§ **Exercise task**: Extract every line of the material that holds the string "multilingual".

§ **Data to process**:
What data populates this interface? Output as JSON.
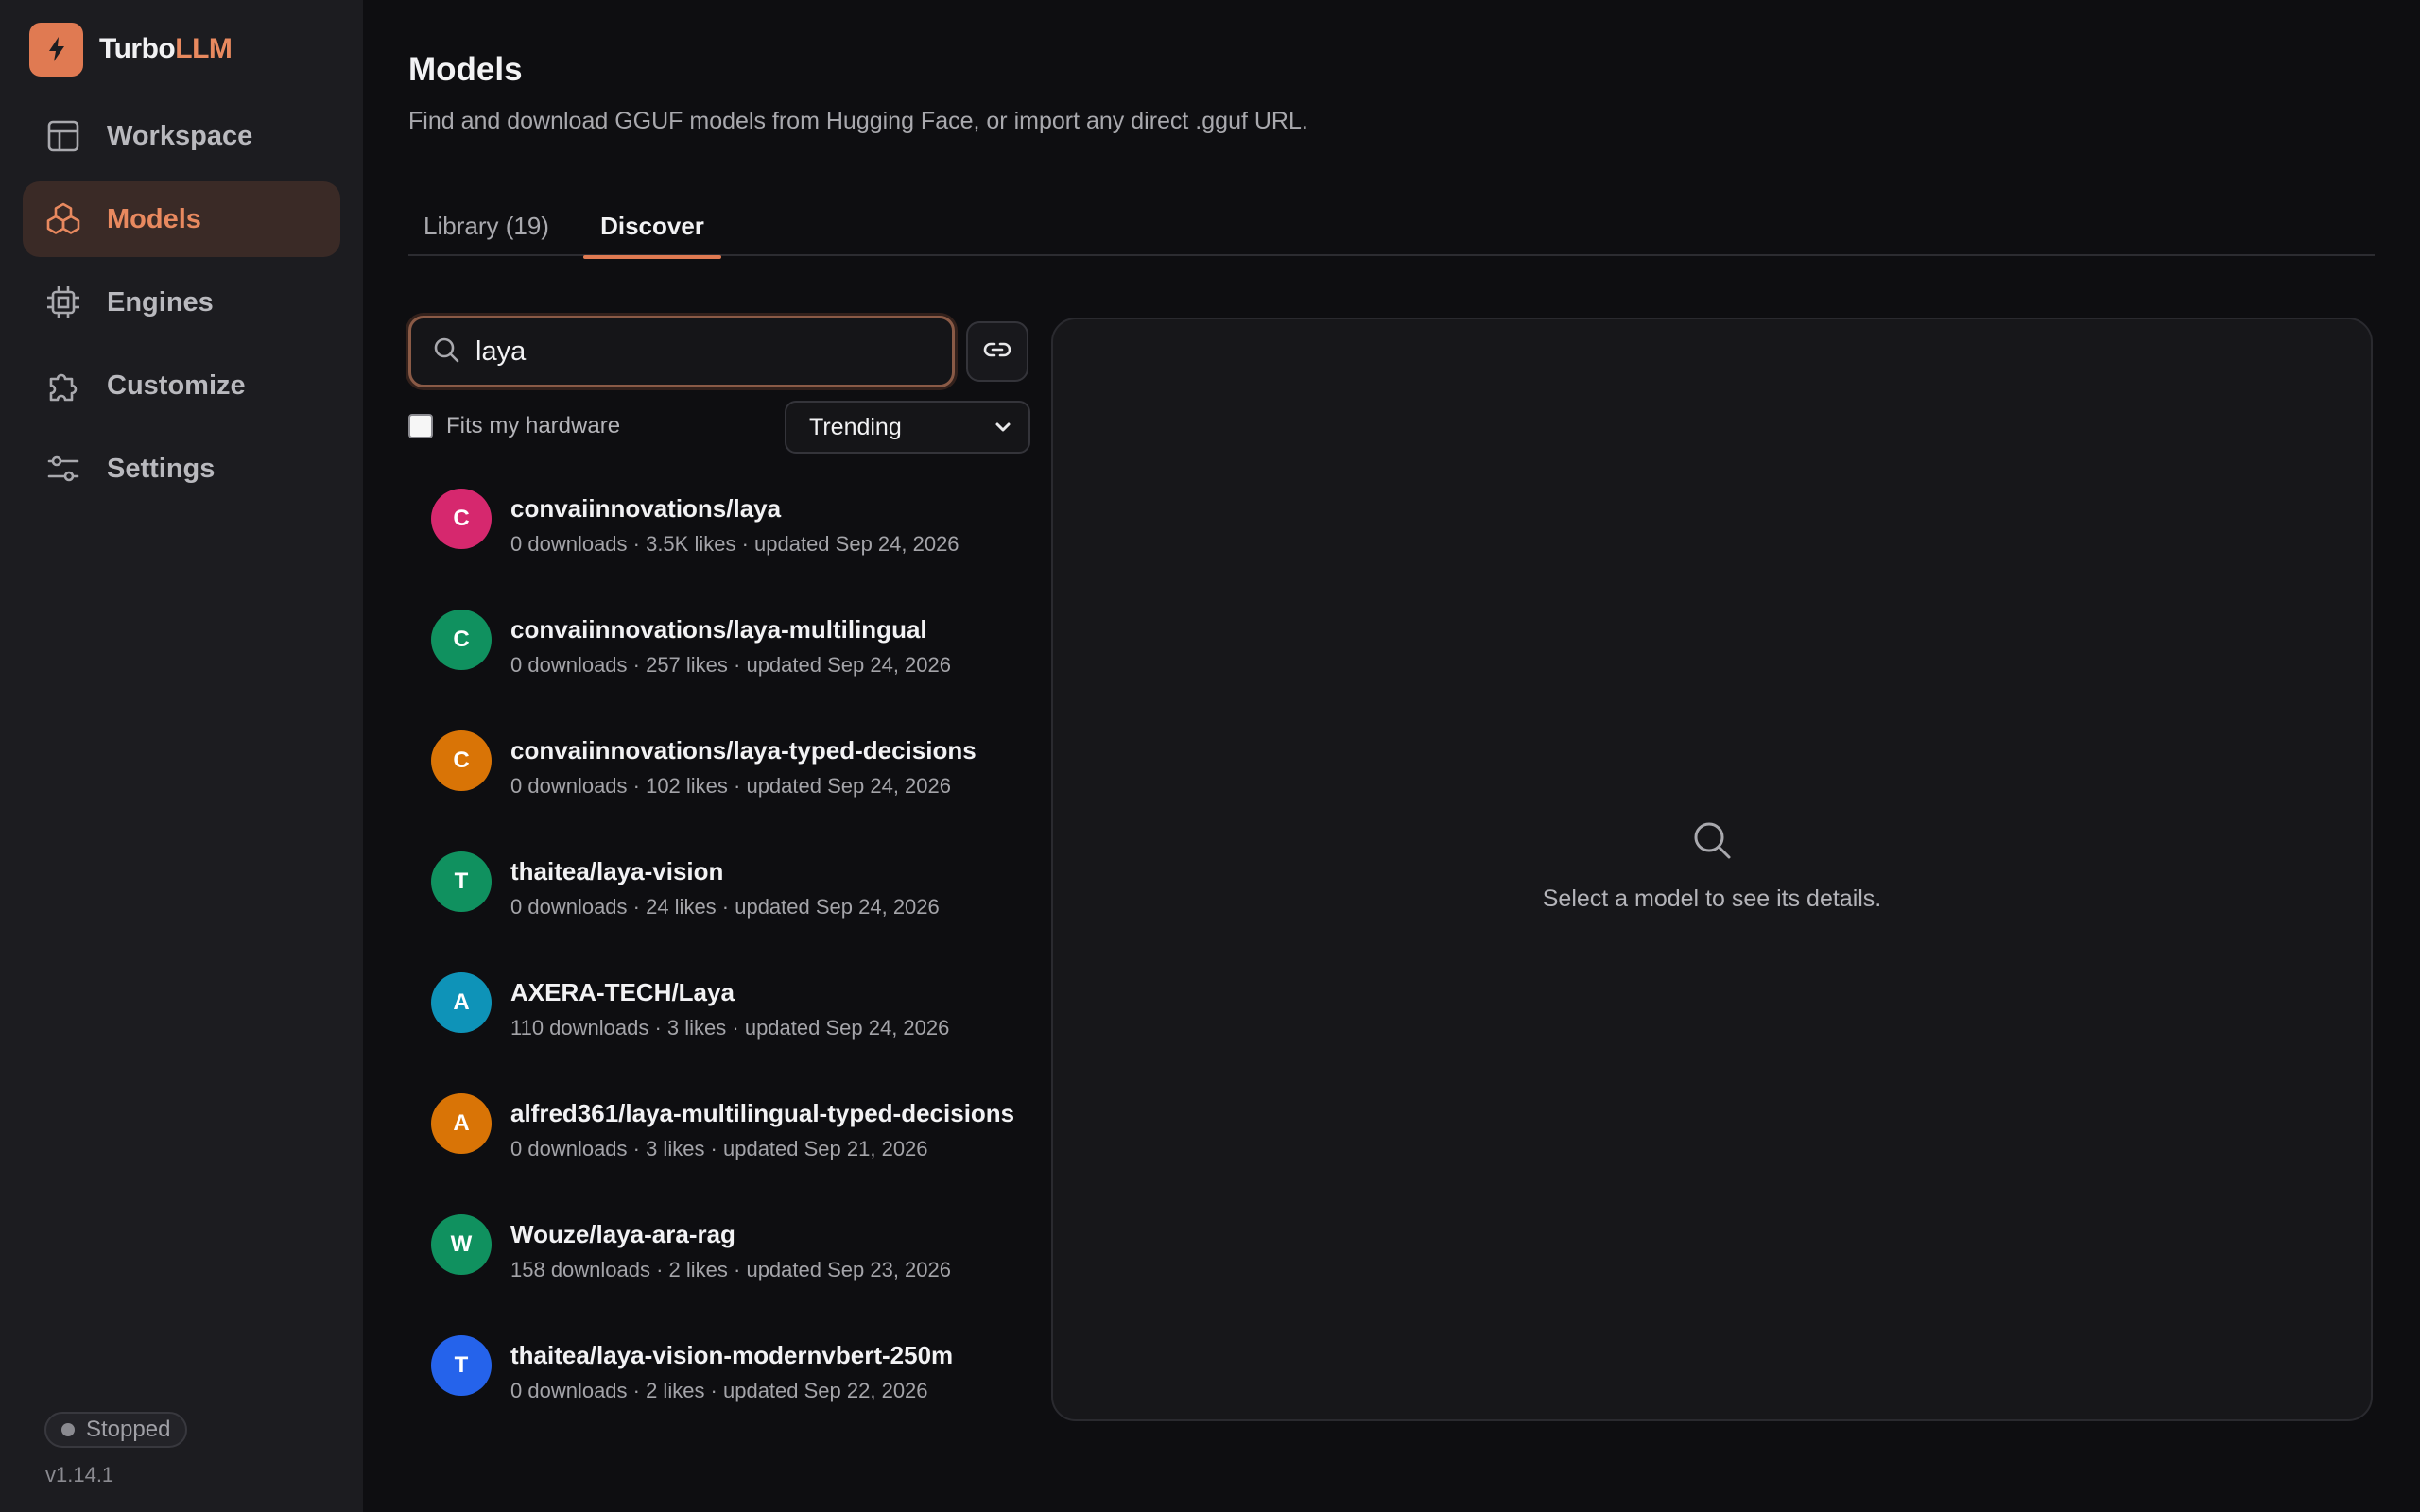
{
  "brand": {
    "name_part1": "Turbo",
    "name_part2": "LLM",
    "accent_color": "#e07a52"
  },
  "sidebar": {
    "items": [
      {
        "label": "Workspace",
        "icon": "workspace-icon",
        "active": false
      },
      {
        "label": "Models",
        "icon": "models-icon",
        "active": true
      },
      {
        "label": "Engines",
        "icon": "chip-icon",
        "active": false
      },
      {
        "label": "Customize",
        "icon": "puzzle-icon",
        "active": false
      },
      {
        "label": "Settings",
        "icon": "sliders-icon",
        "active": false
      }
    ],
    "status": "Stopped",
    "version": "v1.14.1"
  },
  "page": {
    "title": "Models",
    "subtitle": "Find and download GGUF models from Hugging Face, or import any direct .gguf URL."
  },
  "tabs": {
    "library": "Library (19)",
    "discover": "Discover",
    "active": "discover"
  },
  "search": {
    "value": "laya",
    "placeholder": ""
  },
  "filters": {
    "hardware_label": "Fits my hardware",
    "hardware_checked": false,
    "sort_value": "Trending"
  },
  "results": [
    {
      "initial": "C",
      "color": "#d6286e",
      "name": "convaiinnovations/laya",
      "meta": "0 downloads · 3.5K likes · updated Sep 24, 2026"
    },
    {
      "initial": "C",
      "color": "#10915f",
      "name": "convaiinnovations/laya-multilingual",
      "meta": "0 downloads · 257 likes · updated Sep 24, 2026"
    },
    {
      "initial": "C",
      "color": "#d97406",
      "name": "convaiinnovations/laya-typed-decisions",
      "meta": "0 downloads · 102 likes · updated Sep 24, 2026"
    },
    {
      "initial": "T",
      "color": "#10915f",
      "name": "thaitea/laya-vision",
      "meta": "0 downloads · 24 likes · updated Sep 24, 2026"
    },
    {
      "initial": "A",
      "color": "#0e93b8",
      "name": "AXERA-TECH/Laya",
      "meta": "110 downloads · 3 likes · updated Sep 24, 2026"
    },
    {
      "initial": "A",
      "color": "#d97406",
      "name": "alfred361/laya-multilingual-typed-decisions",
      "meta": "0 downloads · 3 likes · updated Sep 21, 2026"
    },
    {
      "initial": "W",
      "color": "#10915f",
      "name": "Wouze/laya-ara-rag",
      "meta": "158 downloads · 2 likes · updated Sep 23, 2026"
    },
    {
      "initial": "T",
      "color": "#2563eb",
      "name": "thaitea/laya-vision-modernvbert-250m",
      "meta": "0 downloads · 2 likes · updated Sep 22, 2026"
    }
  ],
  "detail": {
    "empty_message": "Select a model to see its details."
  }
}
* * *
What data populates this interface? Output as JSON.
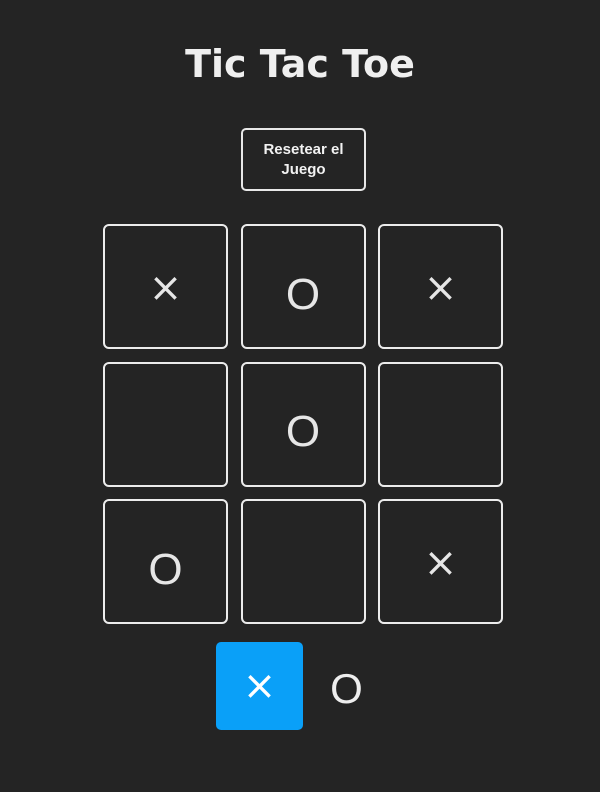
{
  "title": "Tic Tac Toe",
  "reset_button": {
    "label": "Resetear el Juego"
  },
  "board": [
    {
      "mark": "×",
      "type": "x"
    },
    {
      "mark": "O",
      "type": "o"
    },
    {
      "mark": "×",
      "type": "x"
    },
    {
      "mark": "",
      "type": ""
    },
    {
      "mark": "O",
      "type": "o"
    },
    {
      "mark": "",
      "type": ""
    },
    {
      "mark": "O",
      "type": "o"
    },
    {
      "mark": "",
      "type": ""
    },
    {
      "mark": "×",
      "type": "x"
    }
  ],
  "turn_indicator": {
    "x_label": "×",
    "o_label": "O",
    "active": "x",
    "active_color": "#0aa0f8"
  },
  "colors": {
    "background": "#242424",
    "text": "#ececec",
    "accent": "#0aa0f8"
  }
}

§ **Exercise solution**:
      "name": "convaiinnovations/laya-multilingual",
      "name": "alfred361/laya-multilingual-typed-decisions",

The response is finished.